Write the records out again exactly, leaving no images in.

** START **

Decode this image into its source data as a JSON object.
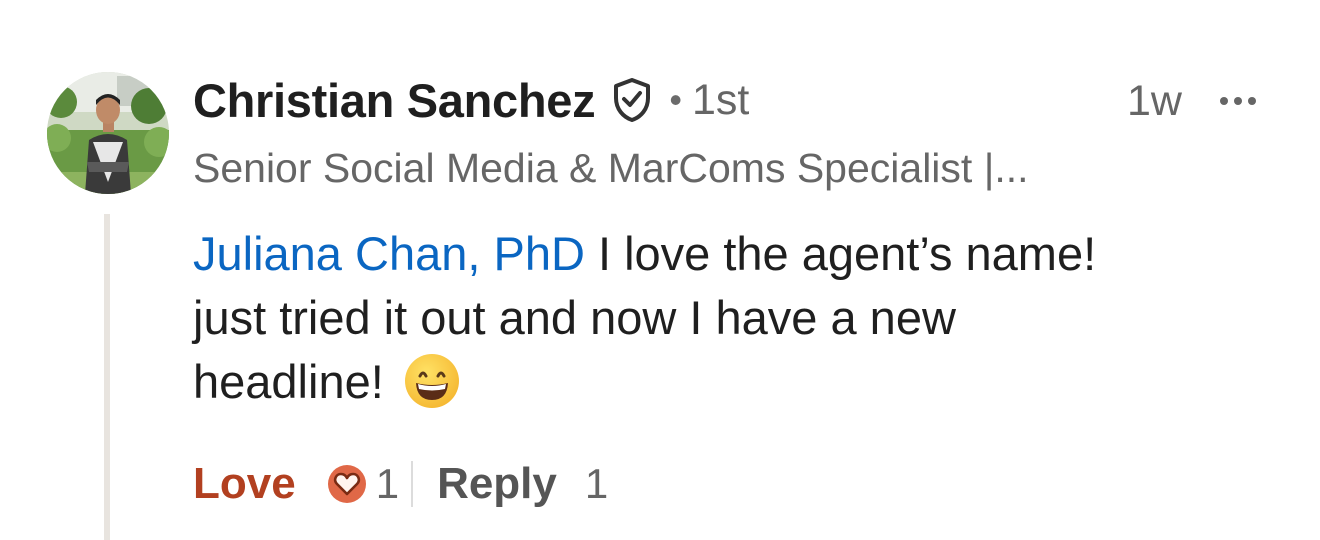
{
  "comment": {
    "author": {
      "name": "Christian Sanchez",
      "verified_icon": "shield-check-icon",
      "connection_separator": "•",
      "connection_degree": "1st",
      "headline": "Senior Social Media & MarComs Specialist |..."
    },
    "timestamp": "1w",
    "more_icon": "ellipsis-icon",
    "body": {
      "mention": "Juliana Chan, PhD",
      "text_line1": " I love the agent’s name!",
      "text_line2": "just tried it out and now I have a new",
      "text_line3": "headline!",
      "emoji": "grinning-face-emoji"
    },
    "actions": {
      "love_label": "Love",
      "love_icon": "heart-reaction-icon",
      "love_count": "1",
      "reply_label": "Reply",
      "reply_count": "1"
    }
  },
  "colors": {
    "mention": "#0a66c2",
    "love": "#b24020",
    "reaction_badge": "#e06847",
    "muted_text": "#666666",
    "primary_text": "#1f1f1f",
    "thread_line": "#e8e4df"
  }
}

** END **

▸ **Result of this exercise**:
Decode this image into its source data as a JSON object.
{
  "comment": {
    "author": {
      "name": "Christian Sanchez",
      "verified_icon": "shield-check-icon",
      "connection_separator": "•",
      "connection_degree": "1st",
      "headline": "Senior Social Media & MarComs Specialist |..."
    },
    "timestamp": "1w",
    "more_icon": "ellipsis-icon",
    "body": {
      "mention": "Juliana Chan, PhD",
      "text_line1": " I love the agent’s name!",
      "text_line2": "just tried it out and now I have a new",
      "text_line3": "headline!",
      "emoji": "grinning-face-emoji"
    },
    "actions": {
      "love_label": "Love",
      "love_icon": "heart-reaction-icon",
      "love_count": "1",
      "reply_label": "Reply",
      "reply_count": "1"
    }
  },
  "colors": {
    "mention": "#0a66c2",
    "love": "#b24020",
    "reaction_badge": "#e06847",
    "muted_text": "#666666",
    "primary_text": "#1f1f1f",
    "thread_line": "#e8e4df"
  }
}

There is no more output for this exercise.